-- start --

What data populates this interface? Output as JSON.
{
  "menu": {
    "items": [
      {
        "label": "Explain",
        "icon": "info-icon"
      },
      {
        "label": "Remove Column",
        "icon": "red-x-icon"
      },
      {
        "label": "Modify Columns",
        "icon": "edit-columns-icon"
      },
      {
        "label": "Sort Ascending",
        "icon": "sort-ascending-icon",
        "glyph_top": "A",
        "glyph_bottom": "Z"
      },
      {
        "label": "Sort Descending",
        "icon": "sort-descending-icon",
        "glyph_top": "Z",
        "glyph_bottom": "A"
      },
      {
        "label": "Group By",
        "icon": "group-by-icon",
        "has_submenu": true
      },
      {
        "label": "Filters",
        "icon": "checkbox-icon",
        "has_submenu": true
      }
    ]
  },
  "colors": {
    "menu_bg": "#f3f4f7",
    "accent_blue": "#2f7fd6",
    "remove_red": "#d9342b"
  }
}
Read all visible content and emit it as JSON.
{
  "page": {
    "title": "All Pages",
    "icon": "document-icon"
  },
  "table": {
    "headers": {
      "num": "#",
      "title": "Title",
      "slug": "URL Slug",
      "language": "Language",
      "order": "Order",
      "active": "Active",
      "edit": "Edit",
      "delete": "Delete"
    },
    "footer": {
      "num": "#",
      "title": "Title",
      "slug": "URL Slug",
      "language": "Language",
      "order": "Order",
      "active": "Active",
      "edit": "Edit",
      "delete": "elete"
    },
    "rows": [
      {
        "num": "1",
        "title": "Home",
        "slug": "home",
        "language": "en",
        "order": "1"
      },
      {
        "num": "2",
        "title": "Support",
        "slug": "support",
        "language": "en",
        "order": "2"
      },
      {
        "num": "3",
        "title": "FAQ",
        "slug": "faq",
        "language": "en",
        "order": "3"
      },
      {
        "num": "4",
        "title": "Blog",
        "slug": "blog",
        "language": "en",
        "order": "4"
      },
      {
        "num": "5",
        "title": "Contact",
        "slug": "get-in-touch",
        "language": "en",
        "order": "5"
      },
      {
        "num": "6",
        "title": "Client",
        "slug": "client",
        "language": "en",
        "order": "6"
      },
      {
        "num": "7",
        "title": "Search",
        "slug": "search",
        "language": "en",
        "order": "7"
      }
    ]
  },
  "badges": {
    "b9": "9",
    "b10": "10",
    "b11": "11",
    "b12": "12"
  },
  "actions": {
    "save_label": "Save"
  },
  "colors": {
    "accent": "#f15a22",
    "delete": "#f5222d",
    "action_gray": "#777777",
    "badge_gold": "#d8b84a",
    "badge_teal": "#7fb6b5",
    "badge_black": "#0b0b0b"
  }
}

-- end --

● **DIRECTIONS FOR THIS TASK**
Return the listing above in its exact form.

● **COMPLETE RESPONSE**
What data populates this interface? Output as JSON.
{
  "menu": {
    "items": [
      {
        "label": "Explain",
        "icon": "info-icon"
      },
      {
        "label": "Remove Column",
        "icon": "red-x-icon"
      },
      {
        "label": "Modify Columns",
        "icon": "edit-columns-icon"
      },
      {
        "label": "Sort Ascending",
        "icon": "sort-ascending-icon",
        "glyph_top": "A",
        "glyph_bottom": "Z"
      },
      {
        "label": "Sort Descending",
        "icon": "sort-descending-icon",
        "glyph_top": "Z",
        "glyph_bottom": "A"
      },
      {
        "label": "Group By",
        "icon": "group-by-icon",
        "has_submenu": true
      },
      {
        "label": "Filters",
        "icon": "checkbox-icon",
        "has_submenu": true
      }
    ]
  },
  "colors": {
    "menu_bg": "#f3f4f7",
    "accent_blue": "#2f7fd6",
    "remove_red": "#d9342b"
  }
}
Read all visible content and emit it as JSON.
{
  "page": {
    "title": "All Pages",
    "icon": "document-icon"
  },
  "table": {
    "headers": {
      "num": "#",
      "title": "Title",
      "slug": "URL Slug",
      "language": "Language",
      "order": "Order",
      "active": "Active",
      "edit": "Edit",
      "delete": "Delete"
    },
    "footer": {
      "num": "#",
      "title": "Title",
      "slug": "URL Slug",
      "language": "Language",
      "order": "Order",
      "active": "Active",
      "edit": "Edit",
      "delete": "elete"
    },
    "rows": [
      {
        "num": "1",
        "title": "Home",
        "slug": "home",
        "language": "en",
        "order": "1"
      },
      {
        "num": "2",
        "title": "Support",
        "slug": "support",
        "language": "en",
        "order": "2"
      },
      {
        "num": "3",
        "title": "FAQ",
        "slug": "faq",
        "language": "en",
        "order": "3"
      },
      {
        "num": "4",
        "title": "Blog",
        "slug": "blog",
        "language": "en",
        "order": "4"
      },
      {
        "num": "5",
        "title": "Contact",
        "slug": "get-in-touch",
        "language": "en",
        "order": "5"
      },
      {
        "num": "6",
        "title": "Client",
        "slug": "client",
        "language": "en",
        "order": "6"
      },
      {
        "num": "7",
        "title": "Search",
        "slug": "search",
        "language": "en",
        "order": "7"
      }
    ]
  },
  "badges": {
    "b9": "9",
    "b10": "10",
    "b11": "11",
    "b12": "12"
  },
  "actions": {
    "save_label": "Save"
  },
  "colors": {
    "accent": "#f15a22",
    "delete": "#f5222d",
    "action_gray": "#777777",
    "badge_gold": "#d8b84a",
    "badge_teal": "#7fb6b5",
    "badge_black": "#0b0b0b"
  }
}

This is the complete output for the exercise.